===== RECORD EXTRACTS =====

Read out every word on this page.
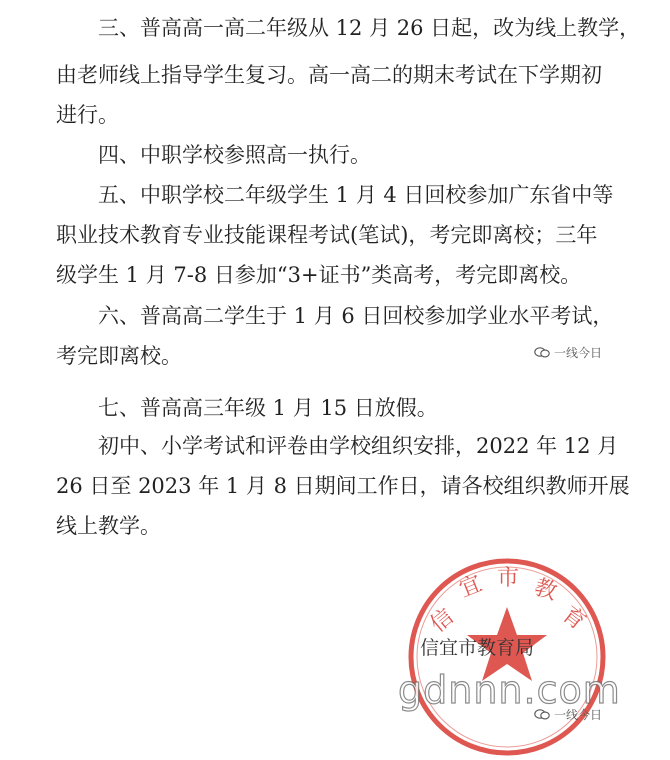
三、普高高一高二年级从 12 月 26 日起，改为线上教学，
由老师线上指导学生复习。高一高二的期末考试在下学期初
进行。
四、中职学校参照高一执行。
五、中职学校二年级学生 1 月 4 日回校参加广东省中等
职业技术教育专业技能课程考试(笔试)，考完即离校；三年
级学生 1 月 7-8 日参加“3+证书”类高考，考完即离校。
六、普高高二学生于 1 月 6 日回校参加学业水平考试，
考完即离校。
七、普高高三年级 1 月 15 日放假。
初中、小学考试和评卷由学校组织安排，2022 年 12 月
26 日至 2023 年 1 月 8 日期间工作日，请各校组织教师开展
线上教学。
一线今日
信
宜 市 教
育
信宜市教育局
gdnnn.com
一线今日
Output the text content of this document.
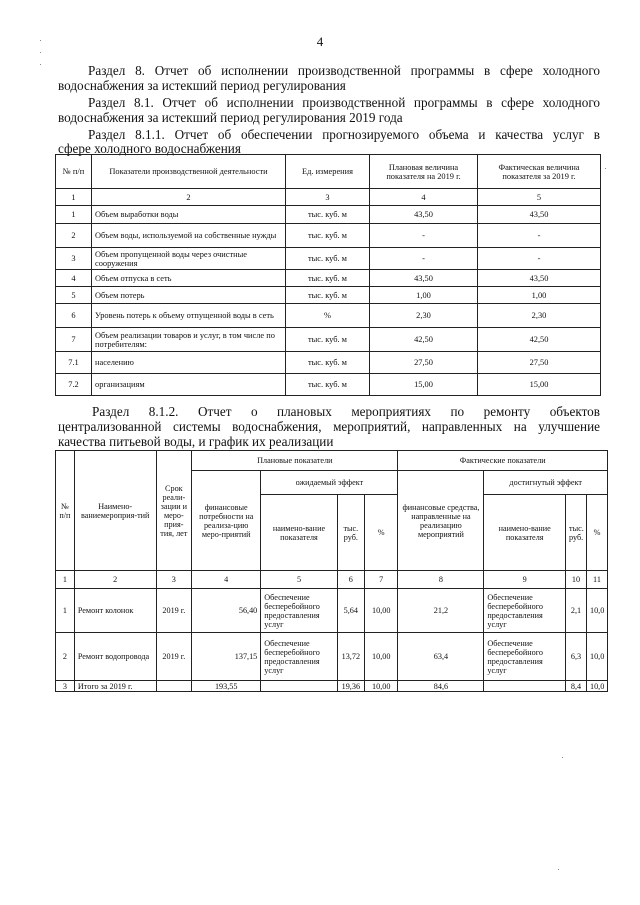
4
Раздел 8. Отчет об исполнении производственной программы в сфере холодного
водоснабжения за истекший период регулирования
Раздел 8.1. Отчет об исполнении производственной программы в сфере холодного
водоснабжения за истекший период регулирования 2019 года
Раздел 8.1.1. Отчет об обеспечении прогнозируемого объема и качества услуг в
сфере холодного водоснабжения
№ п/п	Показатели производственной деятельности	Ед. измерения	Плановая величина показателя на 2019 г.	Фактическая величина показателя за 2019 г.
1	2	3	4	5
1	Объем выработки воды	тыс. куб. м	43,50	43,50
2	Объем воды, используемой на собственные нужды	тыс. куб. м	-	-
3	Объем пропущенной воды через очистные сооружения	тыс. куб. м	-	-
4	Объем отпуска в сеть	тыс. куб. м	43,50	43,50
5	Объем потерь	тыс. куб. м	1,00	1,00
6	Уровень потерь к объему отпущенной воды в сеть	%	2,30	2,30
7	Объем реализации товаров и услуг, в том числе по потребителям:	тыс. куб. м	42,50	42,50
7.1	населению	тыс. куб. м	27,50	27,50
7.2	организациям	тыс. куб. м	15,00	15,00
Раздел 8.1.2. Отчет о плановых мероприятиях по ремонту объектов
централизованной системы водоснабжения, мероприятий, направленных на улучшение
качества питьевой воды, и график их реализации
№ п/п	Наимено-ваниемероприя-тий	Срок реали-зации и меро-прия-тия, лет	Плановые показатели				Фактические показатели			
			финансовые потребности на реализа-цию меро-приятий	ожидаемый эффект			финансовые средства, направленные на реализацию мероприятий	достигнутый эффект		
				наимено-вание показателя	тыс. руб.	%		наимено-вание показателя	тыс. руб.	%
1	2	3	4	5	6	7	8	9	10	11
1	Ремонт колонок	2019 г.	56,40	Обеспечение бесперебойного предоставления услуг	5,64	10,00	21,2	Обеспечение бесперебойного предоставления услуг	2,1	10,0
2	Ремонт водопровода	2019 г.	137,15	Обеспечение бесперебойного предоставления услуг	13,72	10,00	63,4	Обеспечение бесперебойного предоставления услуг	6,3	10,0
3	Итого за 2019 г.		193,55		19,36	10,00	84,6		8,4	10,0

=====

**PROBLEM STATEMENT**:
Will you set down the records word for word while leaving out every picture?

**TASK RESPONSE**:
Read out every word on this page.
三、普高高一高二年级从 12 月 26 日起，改为线上教学，
由老师线上指导学生复习。高一高二的期末考试在下学期初
进行。
四、中职学校参照高一执行。
五、中职学校二年级学生 1 月 4 日回校参加广东省中等
职业技术教育专业技能课程考试(笔试)，考完即离校；三年
级学生 1 月 7-8 日参加“3+证书”类高考，考完即离校。
六、普高高二学生于 1 月 6 日回校参加学业水平考试，
考完即离校。
七、普高高三年级 1 月 15 日放假。
初中、小学考试和评卷由学校组织安排，2022 年 12 月
26 日至 2023 年 1 月 8 日期间工作日，请各校组织教师开展
线上教学。
一线今日
信
宜 市 教
育
信宜市教育局
gdnnn.com
一线今日
Output the text content of this document.
4
Раздел 8. Отчет об исполнении производственной программы в сфере холодного
водоснабжения за истекший период регулирования
Раздел 8.1. Отчет об исполнении производственной программы в сфере холодного
водоснабжения за истекший период регулирования 2019 года
Раздел 8.1.1. Отчет об обеспечении прогнозируемого объема и качества услуг в
сфере холодного водоснабжения
№ п/п	Показатели производственной деятельности	Ед. измерения	Плановая величина показателя на 2019 г.	Фактическая величина показателя за 2019 г.
1	2	3	4	5
1	Объем выработки воды	тыс. куб. м	43,50	43,50
2	Объем воды, используемой на собственные нужды	тыс. куб. м	-	-
3	Объем пропущенной воды через очистные сооружения	тыс. куб. м	-	-
4	Объем отпуска в сеть	тыс. куб. м	43,50	43,50
5	Объем потерь	тыс. куб. м	1,00	1,00
6	Уровень потерь к объему отпущенной воды в сеть	%	2,30	2,30
7	Объем реализации товаров и услуг, в том числе по потребителям:	тыс. куб. м	42,50	42,50
7.1	населению	тыс. куб. м	27,50	27,50
7.2	организациям	тыс. куб. м	15,00	15,00
Раздел 8.1.2. Отчет о плановых мероприятиях по ремонту объектов
централизованной системы водоснабжения, мероприятий, направленных на улучшение
качества питьевой воды, и график их реализации
№ п/п	Наимено-ваниемероприя-тий	Срок реали-зации и меро-прия-тия, лет	Плановые показатели				Фактические показатели			
			финансовые потребности на реализа-цию меро-приятий	ожидаемый эффект			финансовые средства, направленные на реализацию мероприятий	достигнутый эффект		
				наимено-вание показателя	тыс. руб.	%		наимено-вание показателя	тыс. руб.	%
1	2	3	4	5	6	7	8	9	10	11
1	Ремонт колонок	2019 г.	56,40	Обеспечение бесперебойного предоставления услуг	5,64	10,00	21,2	Обеспечение бесперебойного предоставления услуг	2,1	10,0
2	Ремонт водопровода	2019 г.	137,15	Обеспечение бесперебойного предоставления услуг	13,72	10,00	63,4	Обеспечение бесперебойного предоставления услуг	6,3	10,0
3	Итого за 2019 г.		193,55		19,36	10,00	84,6		8,4	10,0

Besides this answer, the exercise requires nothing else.